** START OF INPUT ROWS **

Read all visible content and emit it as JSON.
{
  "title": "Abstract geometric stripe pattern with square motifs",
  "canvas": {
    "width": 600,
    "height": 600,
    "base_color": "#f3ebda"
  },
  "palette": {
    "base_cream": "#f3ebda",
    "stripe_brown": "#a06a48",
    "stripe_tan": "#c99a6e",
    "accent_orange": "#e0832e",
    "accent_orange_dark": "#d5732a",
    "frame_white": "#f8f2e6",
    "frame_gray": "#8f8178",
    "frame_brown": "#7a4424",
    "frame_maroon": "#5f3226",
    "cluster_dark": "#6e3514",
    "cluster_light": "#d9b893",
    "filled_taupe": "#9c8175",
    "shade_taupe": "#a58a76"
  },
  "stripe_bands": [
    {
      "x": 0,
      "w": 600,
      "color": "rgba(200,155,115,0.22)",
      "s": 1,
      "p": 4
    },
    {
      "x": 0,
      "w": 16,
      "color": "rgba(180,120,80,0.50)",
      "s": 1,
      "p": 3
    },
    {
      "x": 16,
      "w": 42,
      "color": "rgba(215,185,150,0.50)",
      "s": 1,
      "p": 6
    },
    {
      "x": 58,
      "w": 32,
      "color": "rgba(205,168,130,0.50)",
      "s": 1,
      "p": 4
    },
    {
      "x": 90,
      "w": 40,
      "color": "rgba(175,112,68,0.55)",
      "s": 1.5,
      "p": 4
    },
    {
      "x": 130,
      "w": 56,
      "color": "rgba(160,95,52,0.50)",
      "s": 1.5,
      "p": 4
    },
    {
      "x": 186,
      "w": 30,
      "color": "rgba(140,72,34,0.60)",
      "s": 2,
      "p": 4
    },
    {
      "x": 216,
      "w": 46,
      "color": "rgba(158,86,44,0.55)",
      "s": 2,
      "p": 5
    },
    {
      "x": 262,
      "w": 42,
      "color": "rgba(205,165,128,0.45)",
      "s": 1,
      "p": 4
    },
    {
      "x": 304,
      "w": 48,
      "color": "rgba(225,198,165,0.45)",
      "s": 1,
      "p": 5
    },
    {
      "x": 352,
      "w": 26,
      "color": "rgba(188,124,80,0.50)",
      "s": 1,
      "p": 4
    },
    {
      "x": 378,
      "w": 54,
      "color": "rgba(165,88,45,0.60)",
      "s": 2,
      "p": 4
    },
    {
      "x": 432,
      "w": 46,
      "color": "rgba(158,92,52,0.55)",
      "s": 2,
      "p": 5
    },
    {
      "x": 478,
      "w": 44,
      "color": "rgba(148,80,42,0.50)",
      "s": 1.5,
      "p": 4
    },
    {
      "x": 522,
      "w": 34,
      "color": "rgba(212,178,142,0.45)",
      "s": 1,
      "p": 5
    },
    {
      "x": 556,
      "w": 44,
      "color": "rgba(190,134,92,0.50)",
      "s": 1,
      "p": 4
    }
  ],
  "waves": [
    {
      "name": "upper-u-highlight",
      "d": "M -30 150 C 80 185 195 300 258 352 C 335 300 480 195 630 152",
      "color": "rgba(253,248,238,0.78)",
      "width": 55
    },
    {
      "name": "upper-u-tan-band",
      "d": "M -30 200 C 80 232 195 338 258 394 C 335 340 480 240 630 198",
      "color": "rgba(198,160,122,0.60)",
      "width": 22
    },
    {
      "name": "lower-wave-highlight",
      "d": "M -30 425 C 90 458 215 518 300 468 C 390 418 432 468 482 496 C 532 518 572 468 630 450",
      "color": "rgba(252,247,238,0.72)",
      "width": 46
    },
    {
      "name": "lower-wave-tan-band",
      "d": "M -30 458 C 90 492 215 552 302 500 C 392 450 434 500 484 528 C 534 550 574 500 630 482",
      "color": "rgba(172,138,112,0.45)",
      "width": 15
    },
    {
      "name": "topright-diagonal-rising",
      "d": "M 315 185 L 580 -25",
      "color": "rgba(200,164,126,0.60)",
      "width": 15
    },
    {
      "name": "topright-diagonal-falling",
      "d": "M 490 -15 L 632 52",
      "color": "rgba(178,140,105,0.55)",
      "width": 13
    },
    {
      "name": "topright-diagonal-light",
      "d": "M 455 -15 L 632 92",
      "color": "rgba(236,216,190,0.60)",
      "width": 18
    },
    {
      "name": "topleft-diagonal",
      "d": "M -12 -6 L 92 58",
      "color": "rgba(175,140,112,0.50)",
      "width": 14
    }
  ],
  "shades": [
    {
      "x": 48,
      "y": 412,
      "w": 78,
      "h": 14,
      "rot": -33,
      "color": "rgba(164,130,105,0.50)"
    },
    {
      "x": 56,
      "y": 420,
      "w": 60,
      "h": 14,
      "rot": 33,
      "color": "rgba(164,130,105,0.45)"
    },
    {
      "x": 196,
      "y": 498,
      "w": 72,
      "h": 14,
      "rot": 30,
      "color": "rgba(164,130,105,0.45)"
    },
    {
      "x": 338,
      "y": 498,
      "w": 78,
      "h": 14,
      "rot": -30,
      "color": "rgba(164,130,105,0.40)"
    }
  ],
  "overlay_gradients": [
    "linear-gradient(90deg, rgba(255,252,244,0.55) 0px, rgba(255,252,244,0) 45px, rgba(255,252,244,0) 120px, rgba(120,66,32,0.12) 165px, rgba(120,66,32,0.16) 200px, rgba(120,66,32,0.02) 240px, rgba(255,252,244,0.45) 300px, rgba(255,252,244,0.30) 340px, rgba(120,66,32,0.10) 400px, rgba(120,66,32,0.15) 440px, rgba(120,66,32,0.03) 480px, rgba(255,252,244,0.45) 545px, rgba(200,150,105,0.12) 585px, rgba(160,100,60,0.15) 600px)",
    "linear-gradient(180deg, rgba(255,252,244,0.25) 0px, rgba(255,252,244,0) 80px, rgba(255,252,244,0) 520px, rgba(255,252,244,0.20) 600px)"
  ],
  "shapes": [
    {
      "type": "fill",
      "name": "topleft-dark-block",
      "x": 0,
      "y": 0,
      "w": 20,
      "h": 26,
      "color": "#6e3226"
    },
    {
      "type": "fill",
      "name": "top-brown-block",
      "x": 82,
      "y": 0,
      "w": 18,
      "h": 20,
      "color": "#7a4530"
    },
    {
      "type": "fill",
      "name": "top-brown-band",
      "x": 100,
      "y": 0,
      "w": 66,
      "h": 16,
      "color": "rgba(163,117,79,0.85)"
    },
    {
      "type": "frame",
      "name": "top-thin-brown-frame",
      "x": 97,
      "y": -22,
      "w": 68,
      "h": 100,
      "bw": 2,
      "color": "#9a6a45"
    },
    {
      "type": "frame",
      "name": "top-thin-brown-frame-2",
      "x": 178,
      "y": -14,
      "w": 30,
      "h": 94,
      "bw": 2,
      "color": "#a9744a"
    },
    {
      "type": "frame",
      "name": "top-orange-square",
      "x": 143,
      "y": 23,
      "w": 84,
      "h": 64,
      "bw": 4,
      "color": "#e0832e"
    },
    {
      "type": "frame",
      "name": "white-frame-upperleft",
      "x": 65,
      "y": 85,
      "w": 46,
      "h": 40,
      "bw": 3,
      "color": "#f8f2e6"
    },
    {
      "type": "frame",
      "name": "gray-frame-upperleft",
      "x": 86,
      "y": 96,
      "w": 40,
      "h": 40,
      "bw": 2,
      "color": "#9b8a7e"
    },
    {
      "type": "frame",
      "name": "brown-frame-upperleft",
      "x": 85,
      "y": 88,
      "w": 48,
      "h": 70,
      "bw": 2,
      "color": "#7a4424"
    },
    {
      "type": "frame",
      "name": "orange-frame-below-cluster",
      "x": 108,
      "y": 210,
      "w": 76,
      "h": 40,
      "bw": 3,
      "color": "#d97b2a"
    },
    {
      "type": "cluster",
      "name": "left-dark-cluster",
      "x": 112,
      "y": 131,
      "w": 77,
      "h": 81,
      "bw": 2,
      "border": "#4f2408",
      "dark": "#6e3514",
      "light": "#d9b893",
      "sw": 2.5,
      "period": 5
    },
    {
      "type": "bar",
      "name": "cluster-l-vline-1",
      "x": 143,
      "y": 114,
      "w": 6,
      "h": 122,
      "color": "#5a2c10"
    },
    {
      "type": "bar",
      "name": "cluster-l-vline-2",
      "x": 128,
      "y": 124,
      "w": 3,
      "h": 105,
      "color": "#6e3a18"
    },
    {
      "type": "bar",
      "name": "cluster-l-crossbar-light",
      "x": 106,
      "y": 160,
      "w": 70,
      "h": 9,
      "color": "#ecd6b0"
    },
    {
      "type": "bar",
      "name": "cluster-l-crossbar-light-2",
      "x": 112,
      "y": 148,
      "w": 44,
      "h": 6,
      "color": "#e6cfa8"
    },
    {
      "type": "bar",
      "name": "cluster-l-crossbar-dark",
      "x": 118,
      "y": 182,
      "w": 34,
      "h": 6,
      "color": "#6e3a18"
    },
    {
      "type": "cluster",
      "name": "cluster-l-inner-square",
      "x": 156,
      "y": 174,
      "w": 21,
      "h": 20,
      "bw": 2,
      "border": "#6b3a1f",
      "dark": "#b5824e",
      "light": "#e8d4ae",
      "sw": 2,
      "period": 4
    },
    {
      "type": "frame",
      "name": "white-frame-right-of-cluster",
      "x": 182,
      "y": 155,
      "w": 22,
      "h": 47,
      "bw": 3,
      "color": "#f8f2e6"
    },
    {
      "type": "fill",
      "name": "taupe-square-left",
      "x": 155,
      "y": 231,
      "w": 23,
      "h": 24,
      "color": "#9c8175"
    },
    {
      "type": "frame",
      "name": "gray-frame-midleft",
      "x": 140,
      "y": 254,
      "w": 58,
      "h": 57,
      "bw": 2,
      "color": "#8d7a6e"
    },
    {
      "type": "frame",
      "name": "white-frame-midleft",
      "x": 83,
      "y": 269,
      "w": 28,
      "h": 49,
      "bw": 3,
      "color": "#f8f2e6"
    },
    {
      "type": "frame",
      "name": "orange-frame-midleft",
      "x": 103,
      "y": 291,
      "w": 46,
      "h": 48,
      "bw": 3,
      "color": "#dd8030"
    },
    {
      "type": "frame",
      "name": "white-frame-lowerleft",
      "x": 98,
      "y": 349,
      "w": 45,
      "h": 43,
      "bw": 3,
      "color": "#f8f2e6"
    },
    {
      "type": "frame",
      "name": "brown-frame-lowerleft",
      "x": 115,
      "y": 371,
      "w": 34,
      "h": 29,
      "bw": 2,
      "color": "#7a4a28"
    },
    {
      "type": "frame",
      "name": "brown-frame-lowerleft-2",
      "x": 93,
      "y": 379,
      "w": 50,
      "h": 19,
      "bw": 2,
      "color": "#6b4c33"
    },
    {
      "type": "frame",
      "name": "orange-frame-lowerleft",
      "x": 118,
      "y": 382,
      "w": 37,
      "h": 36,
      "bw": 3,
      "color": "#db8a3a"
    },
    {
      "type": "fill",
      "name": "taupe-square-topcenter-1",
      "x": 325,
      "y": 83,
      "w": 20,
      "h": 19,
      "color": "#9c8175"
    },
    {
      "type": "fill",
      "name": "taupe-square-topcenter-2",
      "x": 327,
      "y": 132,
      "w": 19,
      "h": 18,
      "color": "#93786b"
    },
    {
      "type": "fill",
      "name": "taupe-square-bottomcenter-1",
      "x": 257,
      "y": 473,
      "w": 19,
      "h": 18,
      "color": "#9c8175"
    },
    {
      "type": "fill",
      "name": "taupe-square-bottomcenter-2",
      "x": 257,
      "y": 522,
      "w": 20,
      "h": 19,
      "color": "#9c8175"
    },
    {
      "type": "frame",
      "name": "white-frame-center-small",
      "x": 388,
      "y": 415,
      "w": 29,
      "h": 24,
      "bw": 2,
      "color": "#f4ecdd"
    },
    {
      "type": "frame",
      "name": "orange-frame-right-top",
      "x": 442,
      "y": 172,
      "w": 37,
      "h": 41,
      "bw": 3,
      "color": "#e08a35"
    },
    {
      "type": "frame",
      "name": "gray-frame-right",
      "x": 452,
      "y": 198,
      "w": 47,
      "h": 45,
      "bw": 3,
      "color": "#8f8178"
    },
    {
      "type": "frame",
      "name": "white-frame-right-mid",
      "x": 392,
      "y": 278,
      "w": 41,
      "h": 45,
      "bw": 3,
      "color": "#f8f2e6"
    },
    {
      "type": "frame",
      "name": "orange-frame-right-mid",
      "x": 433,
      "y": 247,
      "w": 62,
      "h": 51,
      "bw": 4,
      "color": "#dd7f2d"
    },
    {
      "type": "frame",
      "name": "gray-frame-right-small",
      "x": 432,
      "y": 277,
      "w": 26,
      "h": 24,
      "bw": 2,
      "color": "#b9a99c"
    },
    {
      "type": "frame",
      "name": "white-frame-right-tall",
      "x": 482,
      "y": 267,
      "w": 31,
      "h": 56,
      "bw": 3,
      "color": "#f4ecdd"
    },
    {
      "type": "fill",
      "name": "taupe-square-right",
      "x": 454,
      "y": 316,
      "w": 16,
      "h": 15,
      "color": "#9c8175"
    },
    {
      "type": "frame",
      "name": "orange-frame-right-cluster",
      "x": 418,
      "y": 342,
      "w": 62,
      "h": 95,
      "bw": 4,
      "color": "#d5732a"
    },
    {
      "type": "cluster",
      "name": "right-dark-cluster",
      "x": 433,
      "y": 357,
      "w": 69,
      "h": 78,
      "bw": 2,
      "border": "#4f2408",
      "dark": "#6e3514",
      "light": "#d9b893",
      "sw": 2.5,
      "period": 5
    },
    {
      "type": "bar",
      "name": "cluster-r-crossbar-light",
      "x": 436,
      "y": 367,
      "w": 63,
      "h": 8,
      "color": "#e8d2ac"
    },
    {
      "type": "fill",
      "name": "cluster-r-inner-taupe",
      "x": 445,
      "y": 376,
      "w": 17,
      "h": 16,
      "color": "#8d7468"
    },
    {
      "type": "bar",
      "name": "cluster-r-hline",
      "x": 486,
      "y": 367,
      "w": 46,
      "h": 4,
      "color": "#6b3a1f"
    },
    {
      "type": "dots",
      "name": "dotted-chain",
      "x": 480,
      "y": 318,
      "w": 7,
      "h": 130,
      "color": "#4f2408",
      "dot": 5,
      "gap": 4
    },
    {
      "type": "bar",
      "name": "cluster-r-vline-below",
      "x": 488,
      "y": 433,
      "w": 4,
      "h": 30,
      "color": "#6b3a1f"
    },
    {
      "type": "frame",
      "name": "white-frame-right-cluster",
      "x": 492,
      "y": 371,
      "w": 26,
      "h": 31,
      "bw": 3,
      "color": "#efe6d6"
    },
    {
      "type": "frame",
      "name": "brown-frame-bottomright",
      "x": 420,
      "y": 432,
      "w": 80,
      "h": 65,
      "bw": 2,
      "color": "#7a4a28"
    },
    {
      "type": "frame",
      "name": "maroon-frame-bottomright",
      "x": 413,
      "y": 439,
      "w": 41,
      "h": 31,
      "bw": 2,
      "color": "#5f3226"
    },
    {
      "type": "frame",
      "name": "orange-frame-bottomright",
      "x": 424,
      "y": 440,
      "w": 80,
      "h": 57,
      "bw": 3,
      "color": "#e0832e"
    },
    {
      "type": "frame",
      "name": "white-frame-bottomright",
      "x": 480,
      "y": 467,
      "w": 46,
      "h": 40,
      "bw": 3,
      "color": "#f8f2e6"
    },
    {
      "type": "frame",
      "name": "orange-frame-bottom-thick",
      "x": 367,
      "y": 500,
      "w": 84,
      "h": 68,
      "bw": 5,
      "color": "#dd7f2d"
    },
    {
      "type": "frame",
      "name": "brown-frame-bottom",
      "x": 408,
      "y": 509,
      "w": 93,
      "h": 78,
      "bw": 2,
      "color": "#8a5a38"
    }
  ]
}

** END OF INPUT ROWS **

:: EXERCISE BRIEF ::
Identify and copy all lines with the word "topright".

:: RESULT ::
      "name": "topright-diagonal-rising",
      "name": "topright-diagonal-falling",
      "name": "topright-diagonal-light",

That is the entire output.